Far from minimum: The quadratic model is poor → Newton step may go uphill
Hessian not PD: At a saddle point, $H$ has negative eigenvalues → step goes wrong way
Hessian computation: Need exact second derivatives — expensive or unavailable

Solutions: Line search along Newton direction, or trust region (see §5).

4. Quasi-Newton Methods (BFGS, L-BFGS)

Idea

Approximate the Hessian $H_k$ (or its inverse $B_k = H_k^{-1}$) using only gradient information. No second derivatives needed.

[Box coordinate listings]
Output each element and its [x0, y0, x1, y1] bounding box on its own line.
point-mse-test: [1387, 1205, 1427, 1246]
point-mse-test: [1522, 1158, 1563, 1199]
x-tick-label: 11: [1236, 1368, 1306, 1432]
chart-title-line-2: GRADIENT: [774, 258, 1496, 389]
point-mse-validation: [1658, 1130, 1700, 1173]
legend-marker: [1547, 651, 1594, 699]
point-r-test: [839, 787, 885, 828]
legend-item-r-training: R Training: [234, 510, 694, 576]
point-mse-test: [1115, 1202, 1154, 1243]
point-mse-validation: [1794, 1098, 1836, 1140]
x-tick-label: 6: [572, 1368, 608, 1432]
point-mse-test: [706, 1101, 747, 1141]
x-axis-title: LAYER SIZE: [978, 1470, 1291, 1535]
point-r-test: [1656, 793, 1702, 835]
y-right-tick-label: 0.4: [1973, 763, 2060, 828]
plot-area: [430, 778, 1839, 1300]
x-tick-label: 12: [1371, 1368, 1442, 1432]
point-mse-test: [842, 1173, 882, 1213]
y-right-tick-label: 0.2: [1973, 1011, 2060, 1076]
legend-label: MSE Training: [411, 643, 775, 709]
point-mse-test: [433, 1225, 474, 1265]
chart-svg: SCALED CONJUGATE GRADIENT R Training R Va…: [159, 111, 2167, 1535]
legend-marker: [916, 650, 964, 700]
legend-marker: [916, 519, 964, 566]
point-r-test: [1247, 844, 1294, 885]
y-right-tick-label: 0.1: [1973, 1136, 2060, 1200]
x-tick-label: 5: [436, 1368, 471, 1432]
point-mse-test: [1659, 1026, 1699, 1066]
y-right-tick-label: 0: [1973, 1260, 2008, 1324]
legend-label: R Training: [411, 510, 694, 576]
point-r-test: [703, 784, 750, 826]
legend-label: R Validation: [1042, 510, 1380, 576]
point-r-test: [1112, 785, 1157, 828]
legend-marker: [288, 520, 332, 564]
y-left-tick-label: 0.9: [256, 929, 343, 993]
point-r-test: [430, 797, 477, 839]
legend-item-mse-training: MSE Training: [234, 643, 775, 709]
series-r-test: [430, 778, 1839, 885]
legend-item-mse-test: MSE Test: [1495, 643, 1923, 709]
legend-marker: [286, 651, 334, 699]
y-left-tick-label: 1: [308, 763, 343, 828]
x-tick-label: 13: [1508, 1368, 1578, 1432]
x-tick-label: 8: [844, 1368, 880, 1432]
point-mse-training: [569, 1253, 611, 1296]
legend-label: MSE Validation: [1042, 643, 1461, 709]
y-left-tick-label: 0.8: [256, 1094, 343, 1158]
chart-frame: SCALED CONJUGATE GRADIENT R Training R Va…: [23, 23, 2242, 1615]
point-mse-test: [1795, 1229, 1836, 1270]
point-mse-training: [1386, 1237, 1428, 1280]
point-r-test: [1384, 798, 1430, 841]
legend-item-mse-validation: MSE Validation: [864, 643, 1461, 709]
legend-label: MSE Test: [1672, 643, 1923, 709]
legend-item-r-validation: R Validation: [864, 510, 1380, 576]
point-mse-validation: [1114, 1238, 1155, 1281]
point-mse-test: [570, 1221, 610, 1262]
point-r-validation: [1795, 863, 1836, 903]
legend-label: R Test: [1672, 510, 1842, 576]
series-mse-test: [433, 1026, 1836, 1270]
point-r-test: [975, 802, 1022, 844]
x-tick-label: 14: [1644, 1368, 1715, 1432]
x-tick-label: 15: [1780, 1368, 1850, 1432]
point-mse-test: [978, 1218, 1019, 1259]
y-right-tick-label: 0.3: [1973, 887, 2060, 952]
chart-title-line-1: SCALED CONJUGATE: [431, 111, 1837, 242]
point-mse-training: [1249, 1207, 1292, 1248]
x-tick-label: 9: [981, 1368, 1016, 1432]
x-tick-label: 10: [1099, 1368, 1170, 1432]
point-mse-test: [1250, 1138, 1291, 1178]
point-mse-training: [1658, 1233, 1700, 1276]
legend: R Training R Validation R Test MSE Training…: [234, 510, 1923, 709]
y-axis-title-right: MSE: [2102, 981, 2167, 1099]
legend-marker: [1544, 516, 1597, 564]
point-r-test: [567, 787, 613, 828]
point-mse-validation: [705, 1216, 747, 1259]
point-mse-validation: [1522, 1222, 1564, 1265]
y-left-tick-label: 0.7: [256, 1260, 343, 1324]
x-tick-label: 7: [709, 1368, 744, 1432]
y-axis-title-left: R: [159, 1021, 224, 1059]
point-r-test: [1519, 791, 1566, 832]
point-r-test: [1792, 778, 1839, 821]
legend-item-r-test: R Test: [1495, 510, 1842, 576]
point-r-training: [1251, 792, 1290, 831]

■ THE TASKS
1. According to the passage on Newton and quasi-Newton methods, what information do quasi-Newton methods use to approximate the Hessian?
2. For each statement, say whether it agrees with the passage on Newton and quasi-Newton methods, and quote the deciding words. (a) Newton's method needs exact second derivatives. (b) At a saddle point, the Hessian has only positive eigenvalues. (c) Quasi-Newton methods require second derivatives.
3. Translate this sentence from the passage on Newton and quasi-Newton methods into Spanish: "Approximate the Hessian $H_k$ (or its inverse $B_k = H_k^{-1}$) using only gradient information."
This data has no connection to the passage on Newton and quasi-Newton methods.

■ SOLVED TASKS
1. They use only gradient information.

2.
(a) Yes: "Need exact second derivatives — expensive or unavailable"
(b) No: "At a saddle point, $H$ has negative eigenvalues"
(c) No: "No second derivatives needed."

3. Aproximar la hessiana $H_k$ (o su inversa $B_k = H_k^{-1}$) usando únicamente información del gradiente.